┌────────
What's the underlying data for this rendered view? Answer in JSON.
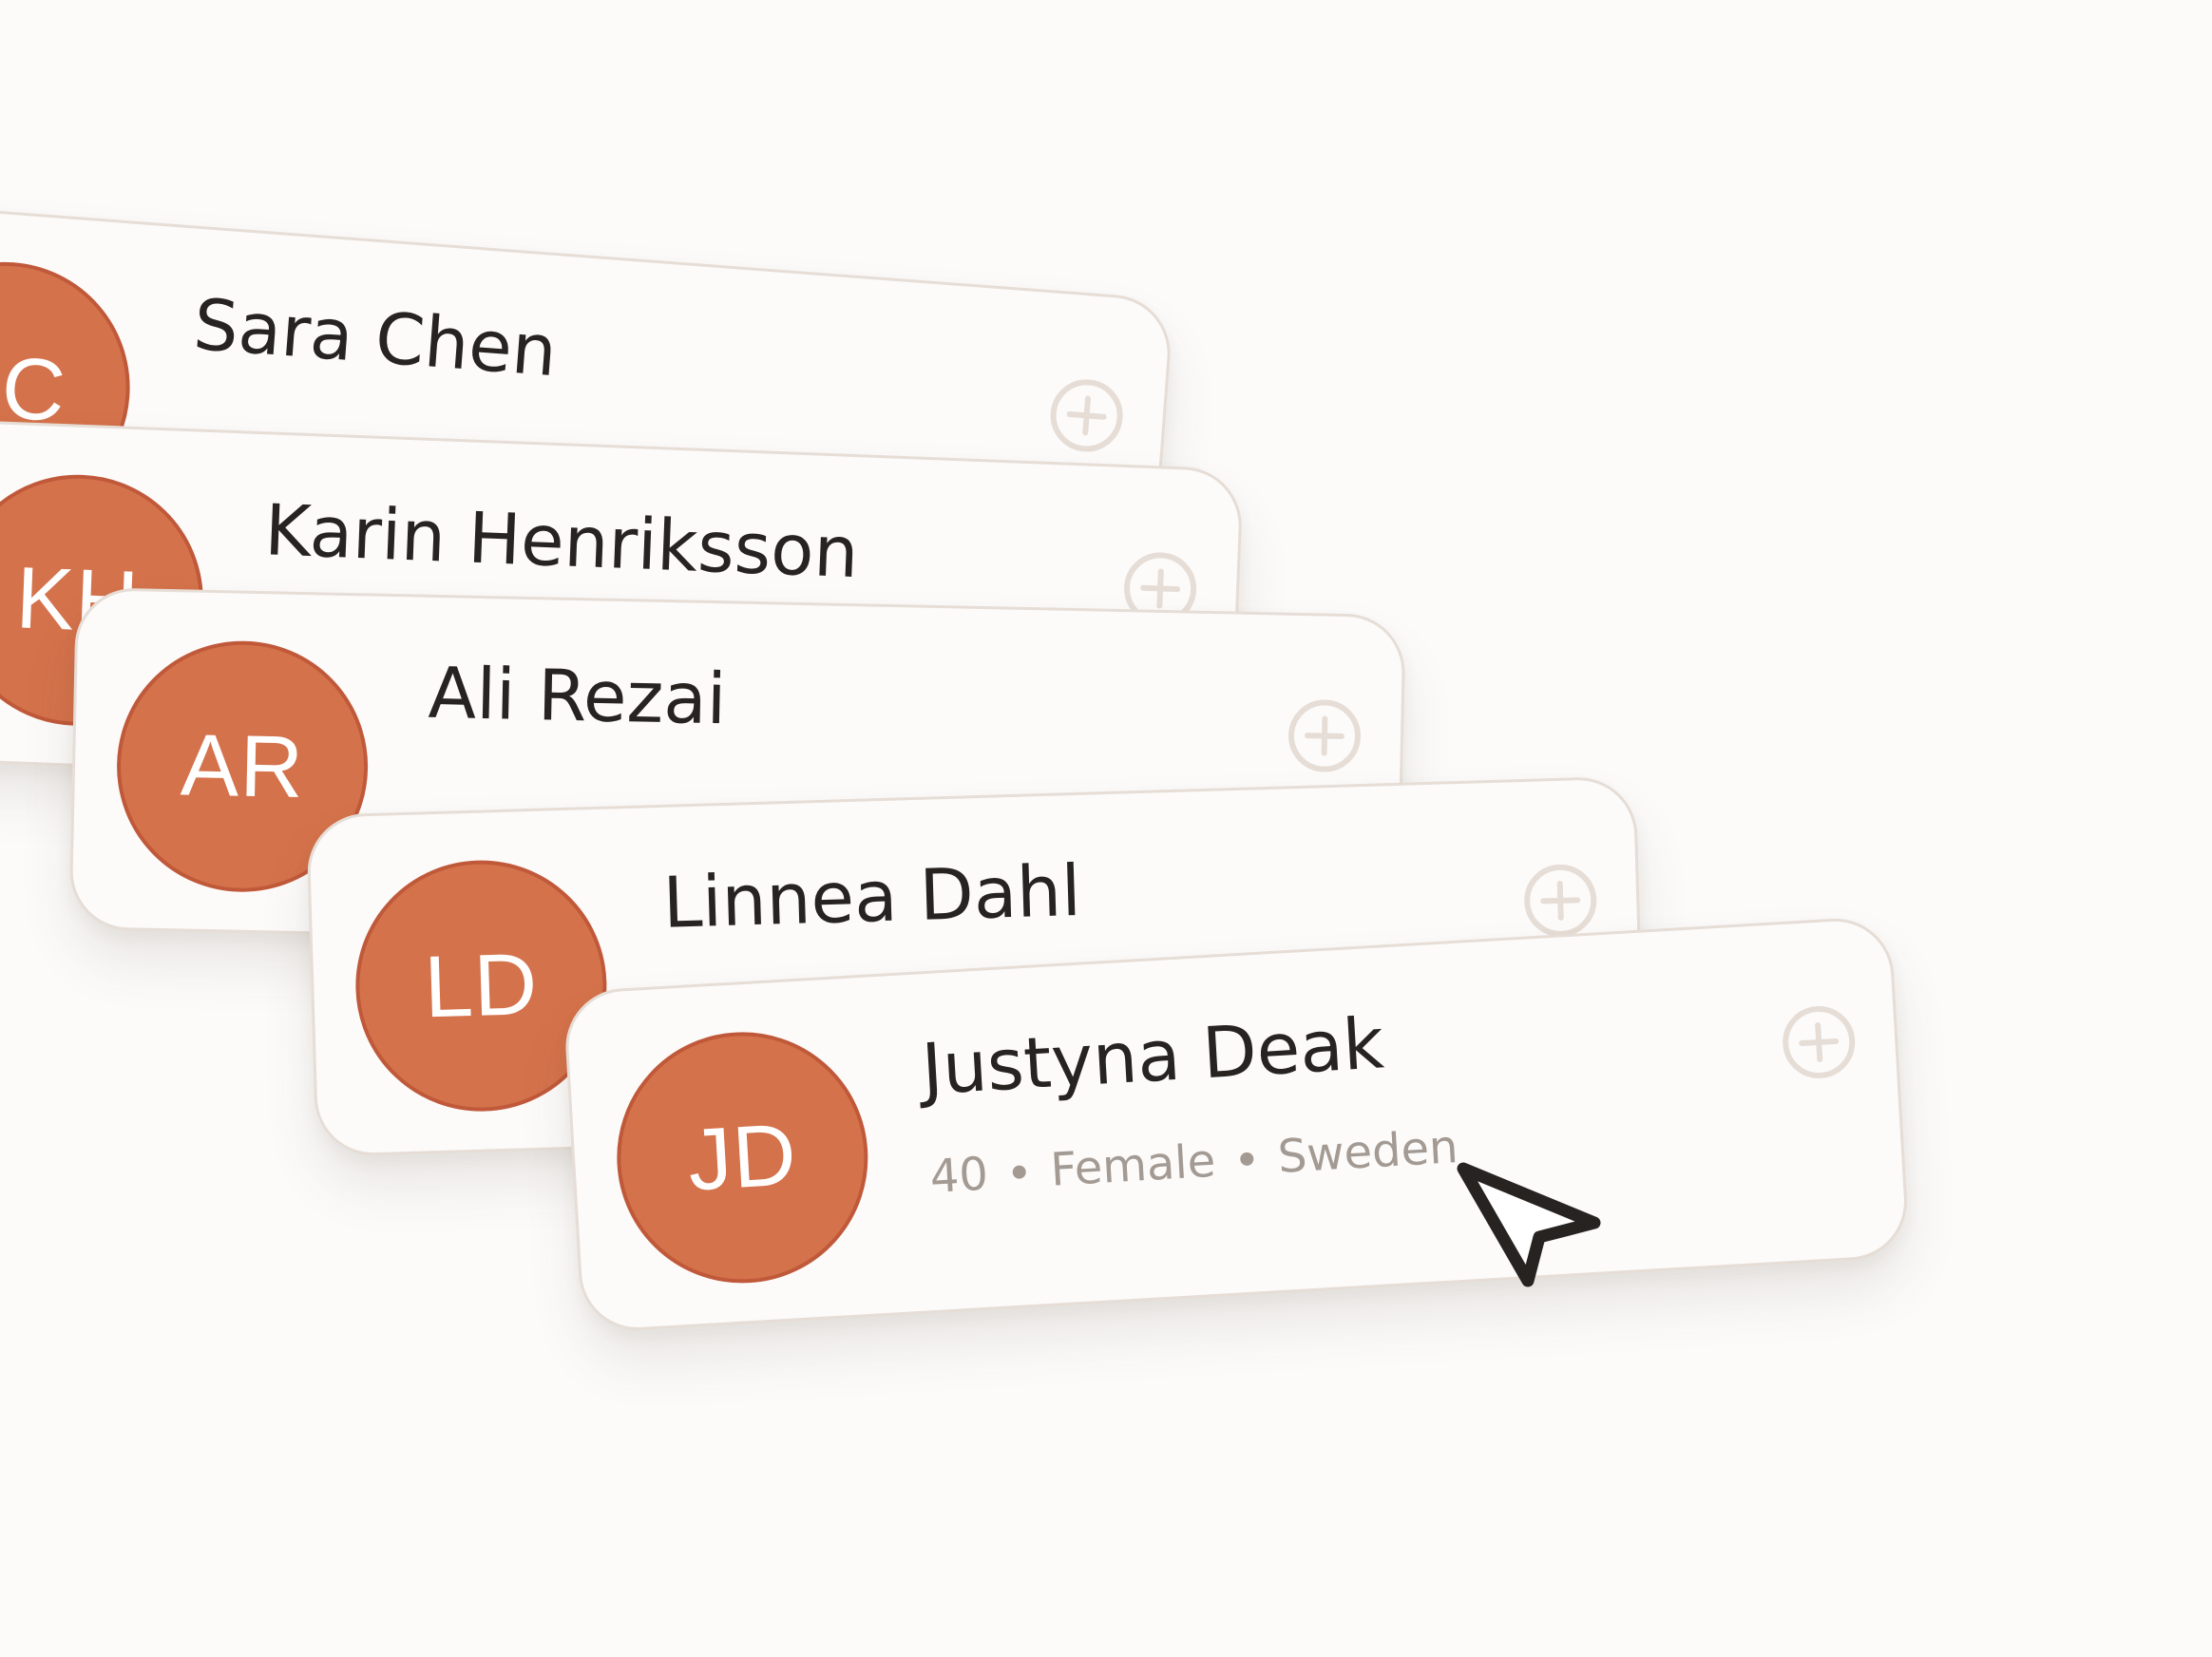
{
  "people": [
    {
      "initials": "SC",
      "name": "Sara Chen"
    },
    {
      "initials": "KH",
      "name": "Karin Henriksson"
    },
    {
      "initials": "AR",
      "name": "Ali Rezai"
    },
    {
      "initials": "LD",
      "name": "Linnea Dahl"
    },
    {
      "initials": "JD",
      "name": "Justyna Deak",
      "age": "40",
      "gender": "Female",
      "country": "Sweden"
    }
  ],
  "icons": {
    "add": "plus-circle-icon",
    "cursor": "mouse-pointer-icon"
  },
  "colors": {
    "background": "#fcfbfa",
    "avatar": "#d4724b",
    "avatar_border": "#c0593a",
    "card_border": "#e6ddd6",
    "name_text": "#262321",
    "meta_text": "#a39a93"
  }
}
└────────
> WHAT TO DO
Exclude the images, then output the data above word for word.

> FULL RESPONSE
What's the underlying data for this rendered view? Answer in JSON.
{
  "people": [
    {
      "initials": "SC",
      "name": "Sara Chen"
    },
    {
      "initials": "KH",
      "name": "Karin Henriksson"
    },
    {
      "initials": "AR",
      "name": "Ali Rezai"
    },
    {
      "initials": "LD",
      "name": "Linnea Dahl"
    },
    {
      "initials": "JD",
      "name": "Justyna Deak",
      "age": "40",
      "gender": "Female",
      "country": "Sweden"
    }
  ],
  "icons": {
    "add": "plus-circle-icon",
    "cursor": "mouse-pointer-icon"
  },
  "colors": {
    "background": "#fcfbfa",
    "avatar": "#d4724b",
    "avatar_border": "#c0593a",
    "card_border": "#e6ddd6",
    "name_text": "#262321",
    "meta_text": "#a39a93"
  }
}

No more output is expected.